EXTRAIT SOURCE
******************************

Article 2 : L'administration générale de l'assistance publique à Paris est condamnée à verser à M. Patrick BAZIN à titre personnel, une somme de 608 757,11 F et, en sa qualité de représentant légal de son fils mineur, la somme de 300 000 F. Ces sommes porteront intérêt au taux légal à compter du 21 avril 1980. Les intérêts échus les 29 août 1983 et 23 septembre 1986 seront capitalisés à ces dates pour produire eux-même intérêt.
Article 3 : Le surplus des conclusions de la requête est rejeté.
Article 4 : La présente décision sera notifiée à M. Patrick BAZIN, à l'administration générale de l'assistance publique à Paris, à la caisse primaire d'assurance maladie de la région parisienne et au ministre de la solidarité, de la santé et de la protection sociale.

******************************

(Données de prédiction de boîtes englobantes)
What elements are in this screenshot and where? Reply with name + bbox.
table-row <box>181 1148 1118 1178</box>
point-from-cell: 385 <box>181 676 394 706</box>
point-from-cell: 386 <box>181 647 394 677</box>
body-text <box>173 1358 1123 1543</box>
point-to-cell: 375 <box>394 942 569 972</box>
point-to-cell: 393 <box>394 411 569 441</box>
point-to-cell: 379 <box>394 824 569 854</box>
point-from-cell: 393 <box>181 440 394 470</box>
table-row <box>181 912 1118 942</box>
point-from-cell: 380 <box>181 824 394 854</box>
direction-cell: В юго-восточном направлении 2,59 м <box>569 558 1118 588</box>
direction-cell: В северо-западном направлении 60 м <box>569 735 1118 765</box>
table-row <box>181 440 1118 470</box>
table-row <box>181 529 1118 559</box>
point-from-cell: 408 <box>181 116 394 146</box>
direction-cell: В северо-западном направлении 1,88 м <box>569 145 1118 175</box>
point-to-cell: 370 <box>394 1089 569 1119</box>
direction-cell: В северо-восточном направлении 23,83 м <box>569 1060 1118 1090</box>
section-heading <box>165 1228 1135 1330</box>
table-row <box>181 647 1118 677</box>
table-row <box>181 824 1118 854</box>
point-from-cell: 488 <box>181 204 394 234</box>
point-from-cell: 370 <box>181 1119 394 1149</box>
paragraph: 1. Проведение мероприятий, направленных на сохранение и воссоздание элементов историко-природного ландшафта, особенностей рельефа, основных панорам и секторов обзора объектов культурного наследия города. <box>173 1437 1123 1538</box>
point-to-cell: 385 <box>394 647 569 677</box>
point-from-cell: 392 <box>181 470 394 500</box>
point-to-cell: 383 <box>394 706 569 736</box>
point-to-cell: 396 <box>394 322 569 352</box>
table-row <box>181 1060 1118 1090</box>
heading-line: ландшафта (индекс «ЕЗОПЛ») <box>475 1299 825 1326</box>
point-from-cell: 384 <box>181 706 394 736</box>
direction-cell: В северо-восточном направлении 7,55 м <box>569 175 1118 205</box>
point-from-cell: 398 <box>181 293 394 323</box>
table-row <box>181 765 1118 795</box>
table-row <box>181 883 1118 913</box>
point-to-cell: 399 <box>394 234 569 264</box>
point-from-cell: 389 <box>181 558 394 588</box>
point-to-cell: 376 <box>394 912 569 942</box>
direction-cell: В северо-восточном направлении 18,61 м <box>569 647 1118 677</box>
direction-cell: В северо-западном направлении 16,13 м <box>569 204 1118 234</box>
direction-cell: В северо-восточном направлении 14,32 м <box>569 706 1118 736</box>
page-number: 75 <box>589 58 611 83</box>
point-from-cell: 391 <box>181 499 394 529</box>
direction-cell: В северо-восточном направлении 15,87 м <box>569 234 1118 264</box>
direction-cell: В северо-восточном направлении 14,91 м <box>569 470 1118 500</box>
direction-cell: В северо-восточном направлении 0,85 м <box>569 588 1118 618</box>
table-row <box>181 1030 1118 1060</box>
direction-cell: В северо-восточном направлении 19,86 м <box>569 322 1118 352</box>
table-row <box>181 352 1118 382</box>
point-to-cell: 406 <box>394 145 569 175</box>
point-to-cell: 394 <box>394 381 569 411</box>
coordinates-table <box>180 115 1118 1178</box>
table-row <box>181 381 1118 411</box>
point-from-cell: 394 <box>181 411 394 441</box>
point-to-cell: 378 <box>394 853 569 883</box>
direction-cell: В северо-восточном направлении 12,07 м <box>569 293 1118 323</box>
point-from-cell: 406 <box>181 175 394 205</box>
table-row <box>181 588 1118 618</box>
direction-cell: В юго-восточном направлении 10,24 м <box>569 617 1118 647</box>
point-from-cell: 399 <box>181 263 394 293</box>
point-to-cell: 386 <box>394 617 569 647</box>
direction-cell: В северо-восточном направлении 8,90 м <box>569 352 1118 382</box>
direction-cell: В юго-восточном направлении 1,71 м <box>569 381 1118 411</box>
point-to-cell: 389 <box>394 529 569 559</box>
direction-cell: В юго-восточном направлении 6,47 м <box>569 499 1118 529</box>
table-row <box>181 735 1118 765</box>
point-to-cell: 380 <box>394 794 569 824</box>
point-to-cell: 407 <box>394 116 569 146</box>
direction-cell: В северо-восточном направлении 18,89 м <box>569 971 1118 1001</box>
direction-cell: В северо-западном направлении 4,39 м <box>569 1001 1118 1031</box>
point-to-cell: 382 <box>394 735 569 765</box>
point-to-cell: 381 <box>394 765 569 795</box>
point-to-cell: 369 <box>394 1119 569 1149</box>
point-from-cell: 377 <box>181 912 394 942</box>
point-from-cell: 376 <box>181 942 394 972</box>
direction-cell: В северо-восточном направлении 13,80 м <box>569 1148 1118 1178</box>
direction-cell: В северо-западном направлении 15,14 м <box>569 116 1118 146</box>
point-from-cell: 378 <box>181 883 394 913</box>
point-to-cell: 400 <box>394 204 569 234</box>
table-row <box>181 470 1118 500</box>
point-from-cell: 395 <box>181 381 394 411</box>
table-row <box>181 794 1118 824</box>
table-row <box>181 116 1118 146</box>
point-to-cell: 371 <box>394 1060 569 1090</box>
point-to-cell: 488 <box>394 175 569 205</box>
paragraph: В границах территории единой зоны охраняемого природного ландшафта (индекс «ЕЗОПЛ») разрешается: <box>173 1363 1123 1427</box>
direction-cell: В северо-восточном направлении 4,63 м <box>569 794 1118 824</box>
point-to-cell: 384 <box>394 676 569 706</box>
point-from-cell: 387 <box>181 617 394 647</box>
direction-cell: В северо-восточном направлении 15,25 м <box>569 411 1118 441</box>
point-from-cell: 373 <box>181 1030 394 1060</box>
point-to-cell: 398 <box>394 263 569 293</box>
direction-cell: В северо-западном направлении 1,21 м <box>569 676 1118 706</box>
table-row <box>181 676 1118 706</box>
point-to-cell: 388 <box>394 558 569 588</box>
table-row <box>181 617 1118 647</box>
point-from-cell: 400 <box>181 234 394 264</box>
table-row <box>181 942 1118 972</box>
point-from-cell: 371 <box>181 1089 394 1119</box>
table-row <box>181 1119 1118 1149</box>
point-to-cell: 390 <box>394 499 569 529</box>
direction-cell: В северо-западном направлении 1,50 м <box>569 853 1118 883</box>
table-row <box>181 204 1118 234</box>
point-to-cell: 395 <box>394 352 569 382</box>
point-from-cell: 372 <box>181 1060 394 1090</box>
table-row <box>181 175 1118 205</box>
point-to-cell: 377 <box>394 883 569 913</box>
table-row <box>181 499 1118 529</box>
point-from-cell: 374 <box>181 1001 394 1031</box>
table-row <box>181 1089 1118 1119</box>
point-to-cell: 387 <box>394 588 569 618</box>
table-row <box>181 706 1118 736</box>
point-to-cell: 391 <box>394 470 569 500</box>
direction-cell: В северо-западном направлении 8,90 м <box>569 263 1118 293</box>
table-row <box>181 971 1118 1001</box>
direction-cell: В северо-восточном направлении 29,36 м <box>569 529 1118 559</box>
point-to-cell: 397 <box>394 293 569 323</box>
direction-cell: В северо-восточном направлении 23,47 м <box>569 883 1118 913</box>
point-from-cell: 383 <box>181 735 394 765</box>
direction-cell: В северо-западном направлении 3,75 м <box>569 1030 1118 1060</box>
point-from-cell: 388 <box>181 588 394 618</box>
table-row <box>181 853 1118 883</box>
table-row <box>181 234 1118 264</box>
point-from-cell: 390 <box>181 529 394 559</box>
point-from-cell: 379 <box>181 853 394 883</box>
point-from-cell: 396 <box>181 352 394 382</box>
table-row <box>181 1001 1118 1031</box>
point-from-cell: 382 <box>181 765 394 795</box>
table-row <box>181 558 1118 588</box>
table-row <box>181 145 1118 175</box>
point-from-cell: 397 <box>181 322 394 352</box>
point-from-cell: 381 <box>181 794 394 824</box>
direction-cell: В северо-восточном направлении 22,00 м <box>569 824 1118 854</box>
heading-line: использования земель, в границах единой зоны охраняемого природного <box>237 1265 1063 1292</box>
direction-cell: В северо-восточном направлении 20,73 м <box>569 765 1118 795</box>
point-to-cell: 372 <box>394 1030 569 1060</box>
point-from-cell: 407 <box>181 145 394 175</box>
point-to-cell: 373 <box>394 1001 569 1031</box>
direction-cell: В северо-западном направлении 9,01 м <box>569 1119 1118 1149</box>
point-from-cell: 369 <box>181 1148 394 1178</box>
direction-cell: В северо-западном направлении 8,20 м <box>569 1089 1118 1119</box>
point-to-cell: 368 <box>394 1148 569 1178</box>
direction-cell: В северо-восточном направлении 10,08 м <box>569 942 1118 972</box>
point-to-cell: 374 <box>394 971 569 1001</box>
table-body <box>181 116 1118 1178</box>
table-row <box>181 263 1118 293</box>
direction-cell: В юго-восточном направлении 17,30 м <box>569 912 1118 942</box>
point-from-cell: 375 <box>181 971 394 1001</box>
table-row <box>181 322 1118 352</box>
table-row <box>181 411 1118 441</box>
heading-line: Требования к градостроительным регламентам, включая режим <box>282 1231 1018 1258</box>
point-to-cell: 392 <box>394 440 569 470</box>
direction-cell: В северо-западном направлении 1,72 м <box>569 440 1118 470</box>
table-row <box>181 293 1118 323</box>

******************************

TÂCHES À RÉALISER
(a) Traduisez en anglais la phrase suivante de l'extrait source : « Le surplus des conclusions de la requête est rejeté. »
(b) Répondez à ces questions d'après l'extrait source.
(i) À compter de quelle date les sommes accordées porteront-elles intérêt au taux légal ?
(ii) Quelle somme M. Patrick BAZIN reçoit-il en qualité de représentant légal de son fils mineur ?
(iii) Quel article rejette le surplus des conclusions de la requête ?
(c) Dressez la liste complète des destinataires auxquels, selon l'extrait source, la décision sera notifiée.
Les données ne sont pas nécessaires pour répondre.

RÉPONSES ATTENDUES
(a) The remainder of the claims in the application is dismissed.

(b)
(i) À compter du 21 avril 1980.
(ii) 300 000 F.
(iii) L'article 3.

(c)
- M. Patrick BAZIN
- l'administration générale de l'assistance publique à Paris
- la caisse primaire d'assurance maladie de la région parisienne
- le ministre de la solidarité, de la santé et de la protection sociale